◆ Problem description ◆
Each line below should be quoted exactly, please.

Extracted data entries:

┌──

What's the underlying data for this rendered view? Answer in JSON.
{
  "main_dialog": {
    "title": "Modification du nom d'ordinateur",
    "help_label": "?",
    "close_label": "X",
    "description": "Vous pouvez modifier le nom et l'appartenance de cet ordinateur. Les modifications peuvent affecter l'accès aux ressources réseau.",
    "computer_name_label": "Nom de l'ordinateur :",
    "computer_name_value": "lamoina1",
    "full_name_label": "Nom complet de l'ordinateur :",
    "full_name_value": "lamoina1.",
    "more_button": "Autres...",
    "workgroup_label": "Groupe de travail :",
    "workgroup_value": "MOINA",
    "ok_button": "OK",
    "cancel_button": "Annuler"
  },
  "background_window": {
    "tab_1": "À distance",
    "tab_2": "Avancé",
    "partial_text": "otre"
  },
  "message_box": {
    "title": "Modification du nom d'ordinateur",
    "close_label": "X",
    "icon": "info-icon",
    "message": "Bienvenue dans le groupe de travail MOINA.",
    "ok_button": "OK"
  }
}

└──

◆ Written solution ◆
What's the underlying data for this rendered view? Answer in JSON.
{
  "main_dialog": {
    "title": "Modification du nom d'ordinateur",
    "help_label": "?",
    "close_label": "X",
    "description": "Vous pouvez modifier le nom et l'appartenance de cet ordinateur. Les modifications peuvent affecter l'accès aux ressources réseau.",
    "computer_name_label": "Nom de l'ordinateur :",
    "computer_name_value": "lamoina1",
    "full_name_label": "Nom complet de l'ordinateur :",
    "full_name_value": "lamoina1.",
    "more_button": "Autres...",
    "workgroup_label": "Groupe de travail :",
    "workgroup_value": "MOINA",
    "ok_button": "OK",
    "cancel_button": "Annuler"
  },
  "background_window": {
    "tab_1": "À distance",
    "tab_2": "Avancé",
    "partial_text": "otre"
  },
  "message_box": {
    "title": "Modification du nom d'ordinateur",
    "close_label": "X",
    "icon": "info-icon",
    "message": "Bienvenue dans le groupe de travail MOINA.",
    "ok_button": "OK"
  }
}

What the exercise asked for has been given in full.